*** SUPPLIED RECORDS

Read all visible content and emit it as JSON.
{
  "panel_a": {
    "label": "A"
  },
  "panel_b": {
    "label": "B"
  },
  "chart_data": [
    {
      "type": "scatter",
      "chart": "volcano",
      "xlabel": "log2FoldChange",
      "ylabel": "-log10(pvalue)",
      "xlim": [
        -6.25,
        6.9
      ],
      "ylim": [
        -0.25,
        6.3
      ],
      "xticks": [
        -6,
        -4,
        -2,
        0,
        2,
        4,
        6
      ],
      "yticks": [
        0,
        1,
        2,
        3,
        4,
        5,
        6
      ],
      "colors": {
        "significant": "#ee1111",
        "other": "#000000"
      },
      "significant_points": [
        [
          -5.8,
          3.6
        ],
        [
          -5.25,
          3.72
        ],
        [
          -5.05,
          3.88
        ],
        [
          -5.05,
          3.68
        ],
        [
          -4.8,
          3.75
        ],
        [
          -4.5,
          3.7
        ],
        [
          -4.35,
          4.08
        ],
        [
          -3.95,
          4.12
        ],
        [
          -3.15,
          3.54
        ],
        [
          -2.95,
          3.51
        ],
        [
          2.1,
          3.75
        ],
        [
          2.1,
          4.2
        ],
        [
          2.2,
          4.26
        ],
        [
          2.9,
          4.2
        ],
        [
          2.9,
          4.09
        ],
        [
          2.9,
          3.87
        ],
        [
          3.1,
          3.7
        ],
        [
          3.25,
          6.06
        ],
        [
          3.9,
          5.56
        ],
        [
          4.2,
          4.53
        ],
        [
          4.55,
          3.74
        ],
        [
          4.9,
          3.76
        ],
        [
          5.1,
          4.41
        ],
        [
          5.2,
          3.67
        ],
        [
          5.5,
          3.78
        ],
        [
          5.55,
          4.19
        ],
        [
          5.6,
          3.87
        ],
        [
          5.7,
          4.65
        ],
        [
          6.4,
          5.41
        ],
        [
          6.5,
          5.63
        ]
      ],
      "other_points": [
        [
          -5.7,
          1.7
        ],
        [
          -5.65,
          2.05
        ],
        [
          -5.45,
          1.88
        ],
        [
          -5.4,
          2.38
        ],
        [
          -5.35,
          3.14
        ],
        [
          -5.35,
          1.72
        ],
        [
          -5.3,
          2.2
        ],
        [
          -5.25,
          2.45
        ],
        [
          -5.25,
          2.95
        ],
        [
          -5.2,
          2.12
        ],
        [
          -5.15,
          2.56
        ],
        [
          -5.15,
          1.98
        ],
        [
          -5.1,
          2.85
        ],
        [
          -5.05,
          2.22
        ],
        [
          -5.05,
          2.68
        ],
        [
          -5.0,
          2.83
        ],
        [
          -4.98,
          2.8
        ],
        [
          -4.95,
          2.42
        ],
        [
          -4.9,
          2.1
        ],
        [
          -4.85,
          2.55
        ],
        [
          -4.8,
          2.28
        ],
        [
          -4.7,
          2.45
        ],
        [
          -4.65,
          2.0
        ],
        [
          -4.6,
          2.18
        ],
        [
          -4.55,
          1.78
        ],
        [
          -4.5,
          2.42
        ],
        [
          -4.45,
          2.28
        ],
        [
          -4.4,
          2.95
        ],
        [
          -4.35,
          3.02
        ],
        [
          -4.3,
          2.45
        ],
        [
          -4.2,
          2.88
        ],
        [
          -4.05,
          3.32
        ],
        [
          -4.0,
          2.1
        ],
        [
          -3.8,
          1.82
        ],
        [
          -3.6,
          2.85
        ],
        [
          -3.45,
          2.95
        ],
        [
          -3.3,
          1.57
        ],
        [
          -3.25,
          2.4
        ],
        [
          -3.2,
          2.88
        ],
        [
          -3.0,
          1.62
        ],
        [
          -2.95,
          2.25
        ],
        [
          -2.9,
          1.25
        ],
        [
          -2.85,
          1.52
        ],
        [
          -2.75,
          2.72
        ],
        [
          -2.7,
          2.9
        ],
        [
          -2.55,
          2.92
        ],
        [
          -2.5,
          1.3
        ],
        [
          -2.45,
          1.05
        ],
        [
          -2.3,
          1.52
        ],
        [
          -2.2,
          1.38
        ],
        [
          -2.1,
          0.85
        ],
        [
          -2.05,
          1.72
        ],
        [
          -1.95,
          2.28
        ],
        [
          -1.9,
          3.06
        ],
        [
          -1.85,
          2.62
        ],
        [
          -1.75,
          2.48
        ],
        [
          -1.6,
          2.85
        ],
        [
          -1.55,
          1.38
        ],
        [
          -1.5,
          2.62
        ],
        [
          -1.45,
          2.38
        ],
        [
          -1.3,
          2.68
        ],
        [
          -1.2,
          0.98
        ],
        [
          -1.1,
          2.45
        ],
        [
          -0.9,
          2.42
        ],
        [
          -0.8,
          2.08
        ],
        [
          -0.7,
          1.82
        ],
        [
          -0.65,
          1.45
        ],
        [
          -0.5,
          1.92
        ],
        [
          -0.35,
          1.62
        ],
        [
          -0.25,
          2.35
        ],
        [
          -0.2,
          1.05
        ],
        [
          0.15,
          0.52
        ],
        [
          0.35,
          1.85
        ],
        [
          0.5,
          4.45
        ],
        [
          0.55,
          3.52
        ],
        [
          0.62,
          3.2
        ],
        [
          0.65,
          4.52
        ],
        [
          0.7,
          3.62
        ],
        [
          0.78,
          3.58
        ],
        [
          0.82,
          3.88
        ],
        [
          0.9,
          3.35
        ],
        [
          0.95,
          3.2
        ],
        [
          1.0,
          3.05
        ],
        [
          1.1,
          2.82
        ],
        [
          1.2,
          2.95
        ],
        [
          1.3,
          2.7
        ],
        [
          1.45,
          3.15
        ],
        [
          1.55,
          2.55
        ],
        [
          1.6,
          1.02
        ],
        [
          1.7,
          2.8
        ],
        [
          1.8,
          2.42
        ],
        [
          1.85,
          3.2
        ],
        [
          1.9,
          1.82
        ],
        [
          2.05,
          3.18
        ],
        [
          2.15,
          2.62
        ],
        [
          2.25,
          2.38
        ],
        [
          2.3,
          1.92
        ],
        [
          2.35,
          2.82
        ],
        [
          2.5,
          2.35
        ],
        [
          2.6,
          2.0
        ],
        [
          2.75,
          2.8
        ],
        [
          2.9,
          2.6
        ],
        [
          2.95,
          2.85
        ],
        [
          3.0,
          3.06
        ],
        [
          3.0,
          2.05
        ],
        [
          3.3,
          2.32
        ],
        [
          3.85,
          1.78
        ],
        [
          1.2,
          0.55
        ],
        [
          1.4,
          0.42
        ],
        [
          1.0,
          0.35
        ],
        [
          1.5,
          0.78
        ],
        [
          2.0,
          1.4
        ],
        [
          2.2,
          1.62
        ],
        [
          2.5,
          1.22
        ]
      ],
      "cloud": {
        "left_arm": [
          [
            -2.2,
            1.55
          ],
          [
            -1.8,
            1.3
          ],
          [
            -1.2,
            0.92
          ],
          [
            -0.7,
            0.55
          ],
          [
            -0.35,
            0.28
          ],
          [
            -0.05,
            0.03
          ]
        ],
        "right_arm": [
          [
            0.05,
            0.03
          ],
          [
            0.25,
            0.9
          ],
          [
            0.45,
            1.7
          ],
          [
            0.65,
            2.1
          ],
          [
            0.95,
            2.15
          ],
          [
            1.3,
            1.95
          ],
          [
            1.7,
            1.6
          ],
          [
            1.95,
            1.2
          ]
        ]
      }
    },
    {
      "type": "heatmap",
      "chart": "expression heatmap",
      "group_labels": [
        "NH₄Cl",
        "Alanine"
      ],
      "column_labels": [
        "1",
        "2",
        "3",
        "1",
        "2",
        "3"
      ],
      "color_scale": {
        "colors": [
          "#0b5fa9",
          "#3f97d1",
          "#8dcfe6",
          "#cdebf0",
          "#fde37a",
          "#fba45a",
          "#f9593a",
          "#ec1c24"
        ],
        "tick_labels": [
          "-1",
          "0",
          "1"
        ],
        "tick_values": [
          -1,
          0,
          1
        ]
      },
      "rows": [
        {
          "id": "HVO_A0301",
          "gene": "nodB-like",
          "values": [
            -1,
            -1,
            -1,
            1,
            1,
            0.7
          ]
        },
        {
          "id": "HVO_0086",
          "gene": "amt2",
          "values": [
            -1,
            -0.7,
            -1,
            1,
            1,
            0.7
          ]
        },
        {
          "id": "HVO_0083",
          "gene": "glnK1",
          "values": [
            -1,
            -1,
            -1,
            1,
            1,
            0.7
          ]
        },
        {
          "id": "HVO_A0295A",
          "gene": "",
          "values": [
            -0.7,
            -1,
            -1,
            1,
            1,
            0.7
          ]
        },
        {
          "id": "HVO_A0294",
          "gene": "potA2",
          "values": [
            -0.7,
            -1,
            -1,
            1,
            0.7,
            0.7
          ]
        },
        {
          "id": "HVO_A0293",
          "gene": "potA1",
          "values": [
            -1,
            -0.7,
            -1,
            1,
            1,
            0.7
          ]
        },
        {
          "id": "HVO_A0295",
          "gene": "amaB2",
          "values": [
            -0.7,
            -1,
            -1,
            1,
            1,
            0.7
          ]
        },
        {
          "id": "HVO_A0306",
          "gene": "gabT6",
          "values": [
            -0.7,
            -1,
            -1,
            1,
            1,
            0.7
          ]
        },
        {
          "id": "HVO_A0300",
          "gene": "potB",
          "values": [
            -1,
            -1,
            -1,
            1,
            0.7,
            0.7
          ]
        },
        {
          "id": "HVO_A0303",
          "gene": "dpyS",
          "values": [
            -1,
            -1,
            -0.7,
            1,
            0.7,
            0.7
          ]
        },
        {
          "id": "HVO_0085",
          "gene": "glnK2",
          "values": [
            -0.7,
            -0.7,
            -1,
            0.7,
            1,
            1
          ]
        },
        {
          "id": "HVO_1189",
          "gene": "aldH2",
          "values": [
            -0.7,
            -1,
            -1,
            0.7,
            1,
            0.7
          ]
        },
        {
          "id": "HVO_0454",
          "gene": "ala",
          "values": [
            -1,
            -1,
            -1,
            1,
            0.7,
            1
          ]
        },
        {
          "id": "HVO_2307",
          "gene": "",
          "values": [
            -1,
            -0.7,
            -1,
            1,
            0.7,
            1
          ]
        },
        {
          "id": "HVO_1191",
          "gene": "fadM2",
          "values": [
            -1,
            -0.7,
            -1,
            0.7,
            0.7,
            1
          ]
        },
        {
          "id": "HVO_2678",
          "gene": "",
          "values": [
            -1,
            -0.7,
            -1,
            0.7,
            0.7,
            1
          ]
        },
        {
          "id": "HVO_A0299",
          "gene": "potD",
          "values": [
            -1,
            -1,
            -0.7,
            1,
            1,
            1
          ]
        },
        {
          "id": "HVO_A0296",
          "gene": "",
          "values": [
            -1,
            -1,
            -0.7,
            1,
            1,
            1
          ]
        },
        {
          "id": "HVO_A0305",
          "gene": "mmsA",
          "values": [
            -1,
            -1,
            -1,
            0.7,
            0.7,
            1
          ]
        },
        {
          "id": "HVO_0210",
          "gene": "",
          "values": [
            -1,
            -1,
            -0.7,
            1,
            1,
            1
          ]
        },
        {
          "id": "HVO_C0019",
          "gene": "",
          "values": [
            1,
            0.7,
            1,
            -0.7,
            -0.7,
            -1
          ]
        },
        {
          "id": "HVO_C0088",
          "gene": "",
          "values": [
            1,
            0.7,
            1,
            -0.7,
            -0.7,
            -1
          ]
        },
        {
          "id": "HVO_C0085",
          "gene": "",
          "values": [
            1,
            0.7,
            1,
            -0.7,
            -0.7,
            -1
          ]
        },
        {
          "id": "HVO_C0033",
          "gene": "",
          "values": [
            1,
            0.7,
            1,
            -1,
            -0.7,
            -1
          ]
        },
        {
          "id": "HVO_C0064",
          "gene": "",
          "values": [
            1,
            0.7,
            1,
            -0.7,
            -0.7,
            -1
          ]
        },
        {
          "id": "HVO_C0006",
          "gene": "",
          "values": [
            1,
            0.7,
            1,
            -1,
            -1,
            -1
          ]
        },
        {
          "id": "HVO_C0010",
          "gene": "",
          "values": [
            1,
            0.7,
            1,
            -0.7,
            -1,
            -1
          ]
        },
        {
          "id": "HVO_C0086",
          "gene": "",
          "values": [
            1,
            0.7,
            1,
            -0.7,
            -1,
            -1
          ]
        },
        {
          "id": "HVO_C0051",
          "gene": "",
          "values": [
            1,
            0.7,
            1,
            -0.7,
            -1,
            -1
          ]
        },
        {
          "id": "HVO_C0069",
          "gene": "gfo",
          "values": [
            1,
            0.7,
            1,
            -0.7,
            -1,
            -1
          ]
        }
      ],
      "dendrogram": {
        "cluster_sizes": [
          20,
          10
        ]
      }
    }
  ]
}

******

PROBLEM DETAILS
Only the number is wanted: how many lines in the entries above contain the string "heatmap"?

RESULT
2